- SUPPLIED DATA -

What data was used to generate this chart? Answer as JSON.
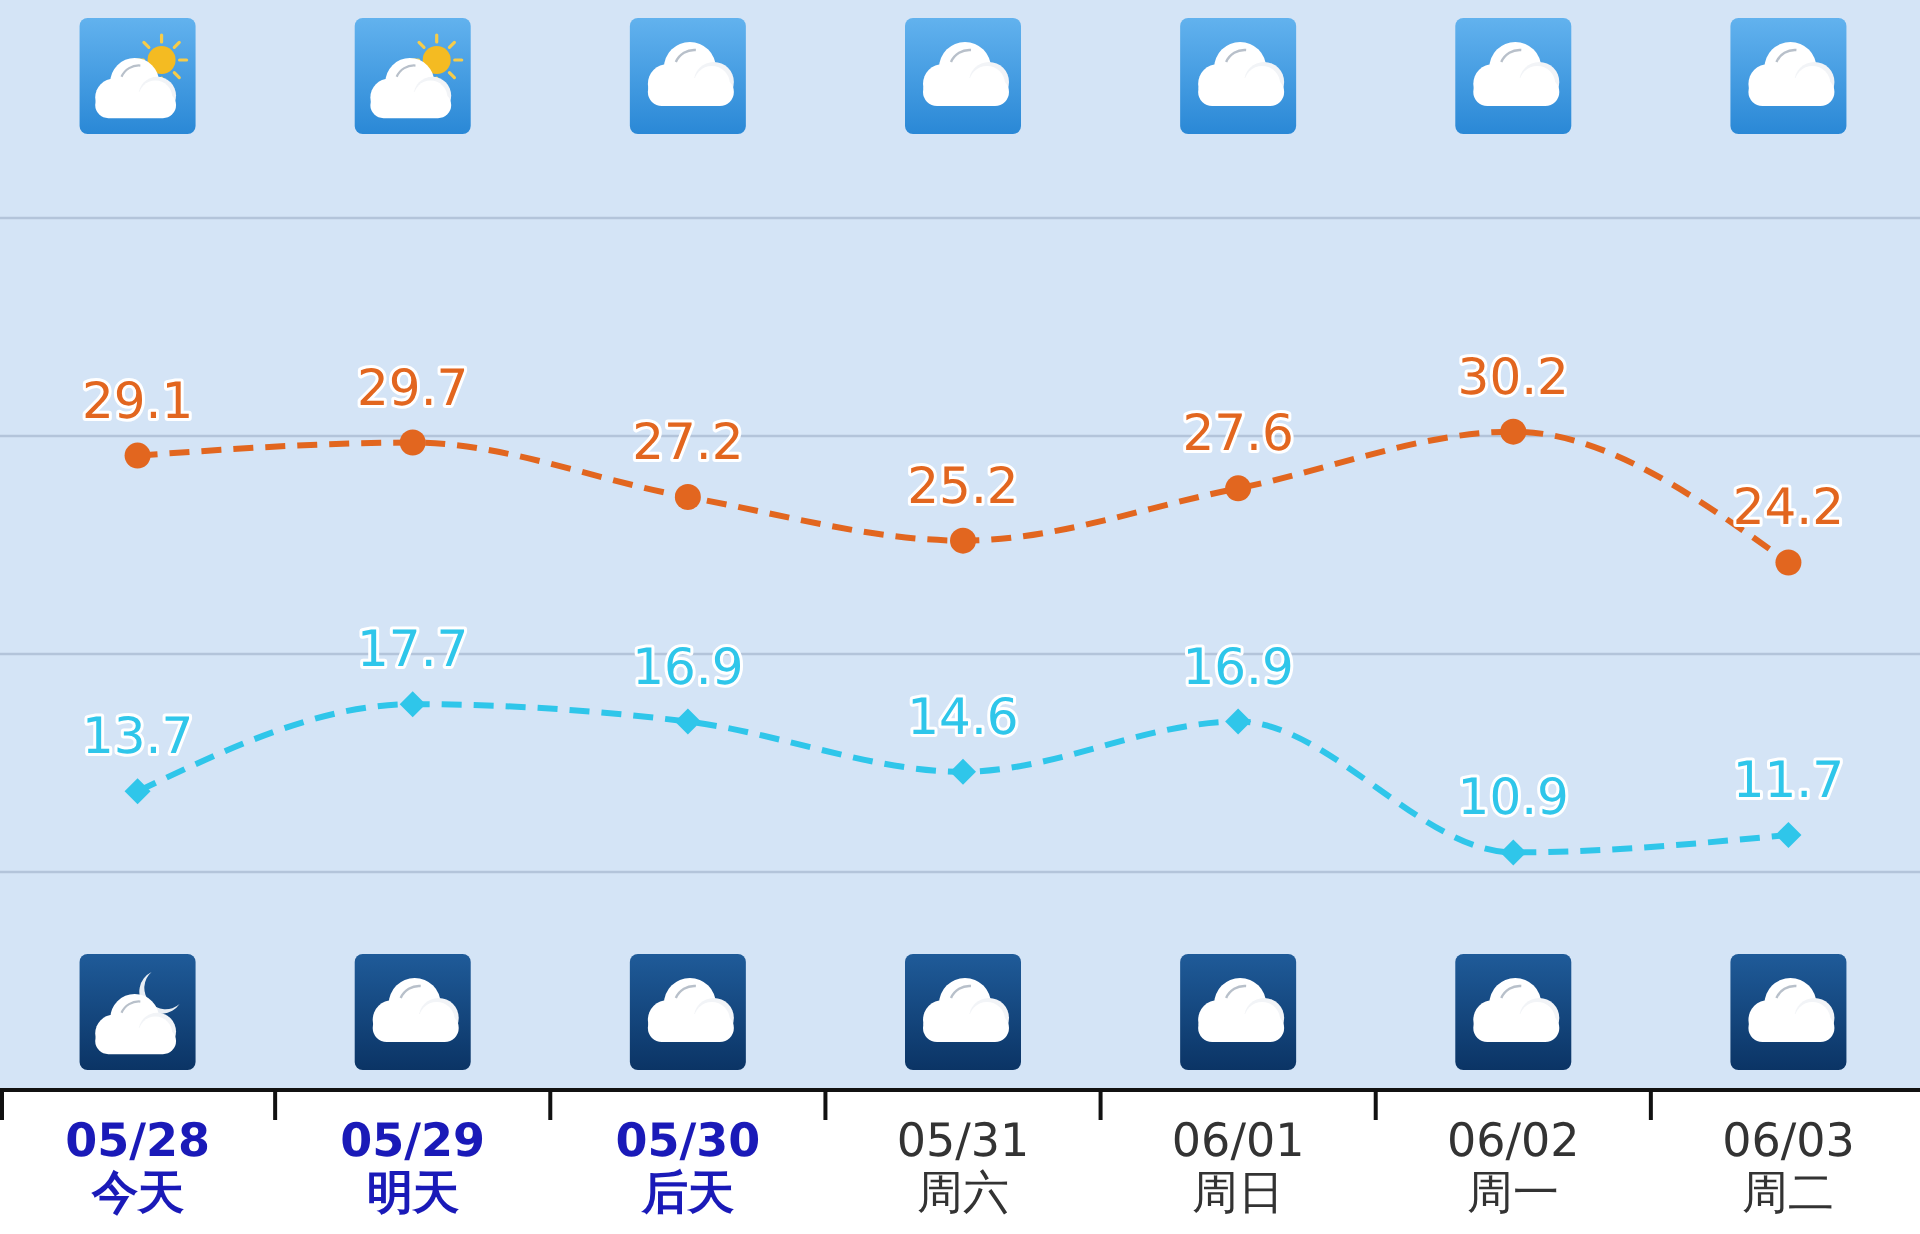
{
  "chart_data": {
    "type": "line",
    "categories": [
      "**05/28**\n**今天**",
      "**05/29**\n**明天**",
      "**05/30**\n**后天**",
      "05/31\n周六",
      "06/01\n周日",
      "06/02\n周一",
      "06/03\n周二"
    ],
    "series": [
      {
        "color": "#e2661f",
        "values": [
          29.1,
          29.7,
          27.2,
          25.2,
          27.6,
          30.2,
          24.2
        ],
        "marker": "circle"
      },
      {
        "color": "#2fc6ea",
        "values": [
          13.7,
          17.7,
          16.9,
          14.6,
          16.9,
          10.9,
          11.7
        ],
        "marker": "diamond"
      }
    ],
    "ylim": [
      0,
      50
    ],
    "yticks": [
      {
        "value": 10,
        "label": null
      },
      {
        "value": 20,
        "label": null
      },
      {
        "value": 30,
        "label": null
      },
      {
        "value": 40,
        "label": null
      }
    ],
    "grid": "y",
    "tick_labels": "x",
    "line_style": "dashed",
    "data_labels": true
  }
}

- YOUR INSTRUCTIONS -
Copy out the entries verbatim and leave the images out.

- PROBLEM SOLUTION -
What data was used to generate this chart? Answer as JSON.
{
  "chart_data": {
    "type": "line",
    "categories": [
      "**05/28**\n**今天**",
      "**05/29**\n**明天**",
      "**05/30**\n**后天**",
      "05/31\n周六",
      "06/01\n周日",
      "06/02\n周一",
      "06/03\n周二"
    ],
    "series": [
      {
        "color": "#e2661f",
        "values": [
          29.1,
          29.7,
          27.2,
          25.2,
          27.6,
          30.2,
          24.2
        ],
        "marker": "circle"
      },
      {
        "color": "#2fc6ea",
        "values": [
          13.7,
          17.7,
          16.9,
          14.6,
          16.9,
          10.9,
          11.7
        ],
        "marker": "diamond"
      }
    ],
    "ylim": [
      0,
      50
    ],
    "yticks": [
      {
        "value": 10,
        "label": null
      },
      {
        "value": 20,
        "label": null
      },
      {
        "value": 30,
        "label": null
      },
      {
        "value": 40,
        "label": null
      }
    ],
    "grid": "y",
    "tick_labels": "x",
    "line_style": "dashed",
    "data_labels": true
  }
}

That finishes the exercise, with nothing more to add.